:: What you have to do ::
Pictures stay out of your copy, but everything else in the records below must be repeated exactly.

#### Entries provided ####

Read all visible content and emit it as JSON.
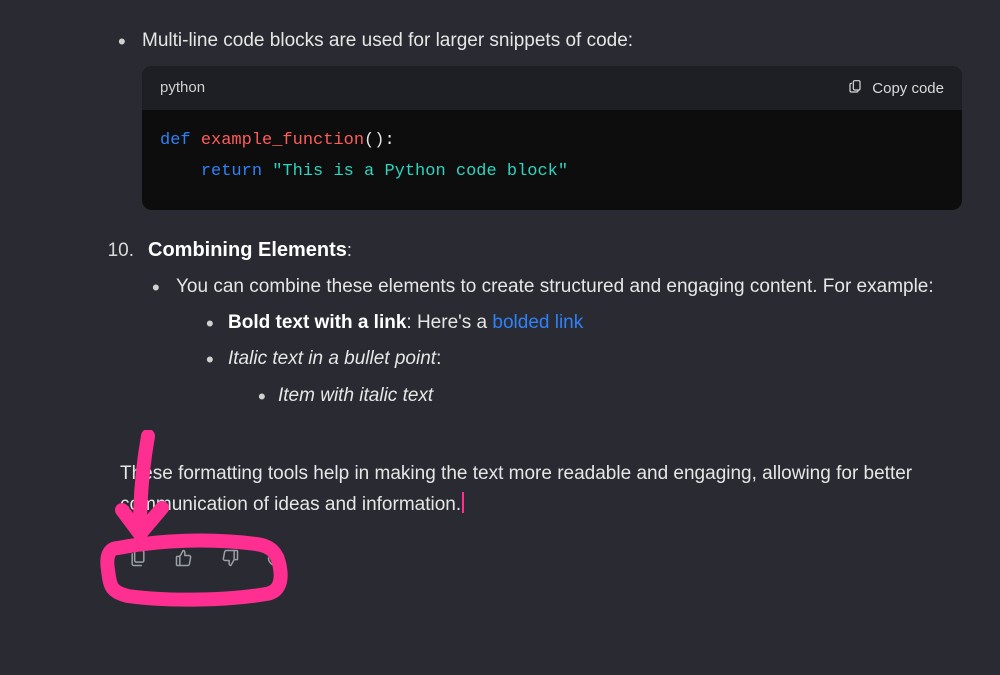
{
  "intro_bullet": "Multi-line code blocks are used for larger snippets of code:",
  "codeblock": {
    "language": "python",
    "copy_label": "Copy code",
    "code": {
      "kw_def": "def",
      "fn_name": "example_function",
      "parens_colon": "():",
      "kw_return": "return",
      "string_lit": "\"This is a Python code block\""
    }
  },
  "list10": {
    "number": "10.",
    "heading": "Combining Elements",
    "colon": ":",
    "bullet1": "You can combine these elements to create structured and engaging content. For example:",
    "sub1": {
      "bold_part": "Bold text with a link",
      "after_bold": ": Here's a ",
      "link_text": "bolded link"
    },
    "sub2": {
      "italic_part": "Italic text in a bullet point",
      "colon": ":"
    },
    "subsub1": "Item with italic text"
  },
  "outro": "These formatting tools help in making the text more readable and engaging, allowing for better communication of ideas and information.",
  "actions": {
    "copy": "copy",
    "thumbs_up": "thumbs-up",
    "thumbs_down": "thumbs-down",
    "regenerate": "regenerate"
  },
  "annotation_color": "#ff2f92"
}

####

:: Written solution ::
Read all visible content and emit it as JSON.
{
  "intro_bullet": "Multi-line code blocks are used for larger snippets of code:",
  "codeblock": {
    "language": "python",
    "copy_label": "Copy code",
    "code": {
      "kw_def": "def",
      "fn_name": "example_function",
      "parens_colon": "():",
      "kw_return": "return",
      "string_lit": "\"This is a Python code block\""
    }
  },
  "list10": {
    "number": "10.",
    "heading": "Combining Elements",
    "colon": ":",
    "bullet1": "You can combine these elements to create structured and engaging content. For example:",
    "sub1": {
      "bold_part": "Bold text with a link",
      "after_bold": ": Here's a ",
      "link_text": "bolded link"
    },
    "sub2": {
      "italic_part": "Italic text in a bullet point",
      "colon": ":"
    },
    "subsub1": "Item with italic text"
  },
  "outro": "These formatting tools help in making the text more readable and engaging, allowing for better communication of ideas and information.",
  "actions": {
    "copy": "copy",
    "thumbs_up": "thumbs-up",
    "thumbs_down": "thumbs-down",
    "regenerate": "regenerate"
  },
  "annotation_color": "#ff2f92"
}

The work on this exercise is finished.